• _The exercise_:
Find every line in the records below that contains the word "true", and copy each such line.

Stored entries:
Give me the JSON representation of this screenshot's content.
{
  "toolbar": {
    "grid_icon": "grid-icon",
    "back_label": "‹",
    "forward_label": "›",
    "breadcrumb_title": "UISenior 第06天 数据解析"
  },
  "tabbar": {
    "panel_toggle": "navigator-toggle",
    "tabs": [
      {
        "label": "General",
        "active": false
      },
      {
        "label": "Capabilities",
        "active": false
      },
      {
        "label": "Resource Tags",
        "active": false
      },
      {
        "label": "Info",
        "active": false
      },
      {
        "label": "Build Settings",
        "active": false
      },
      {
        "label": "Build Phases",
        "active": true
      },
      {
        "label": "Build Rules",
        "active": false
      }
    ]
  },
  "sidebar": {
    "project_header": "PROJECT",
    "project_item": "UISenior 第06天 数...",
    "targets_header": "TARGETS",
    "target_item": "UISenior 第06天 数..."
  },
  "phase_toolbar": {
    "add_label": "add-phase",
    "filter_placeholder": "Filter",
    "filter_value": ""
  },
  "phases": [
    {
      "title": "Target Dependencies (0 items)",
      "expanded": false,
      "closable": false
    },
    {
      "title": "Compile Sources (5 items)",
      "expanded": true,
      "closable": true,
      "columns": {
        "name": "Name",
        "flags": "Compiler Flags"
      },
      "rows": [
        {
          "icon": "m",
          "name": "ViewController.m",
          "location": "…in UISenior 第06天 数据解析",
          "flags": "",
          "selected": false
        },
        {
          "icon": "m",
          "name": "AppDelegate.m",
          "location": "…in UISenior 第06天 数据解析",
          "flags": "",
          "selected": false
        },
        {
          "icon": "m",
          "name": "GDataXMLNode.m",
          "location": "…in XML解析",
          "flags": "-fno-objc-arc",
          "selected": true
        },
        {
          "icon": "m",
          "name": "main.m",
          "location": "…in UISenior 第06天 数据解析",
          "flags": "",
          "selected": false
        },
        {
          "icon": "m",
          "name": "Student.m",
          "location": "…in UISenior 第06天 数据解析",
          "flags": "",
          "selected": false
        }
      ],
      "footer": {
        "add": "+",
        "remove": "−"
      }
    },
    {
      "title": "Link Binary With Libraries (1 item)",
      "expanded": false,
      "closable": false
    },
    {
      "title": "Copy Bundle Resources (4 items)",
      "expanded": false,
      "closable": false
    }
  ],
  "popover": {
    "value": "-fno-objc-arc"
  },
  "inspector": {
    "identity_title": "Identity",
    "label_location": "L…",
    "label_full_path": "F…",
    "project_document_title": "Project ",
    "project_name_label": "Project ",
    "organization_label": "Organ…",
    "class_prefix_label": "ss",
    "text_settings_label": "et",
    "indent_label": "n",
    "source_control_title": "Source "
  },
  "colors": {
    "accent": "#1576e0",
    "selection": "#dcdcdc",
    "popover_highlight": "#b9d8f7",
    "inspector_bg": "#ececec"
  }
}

• _The reply_:
        "active": true
      "expanded": true,
      "closable": true,
          "selected": true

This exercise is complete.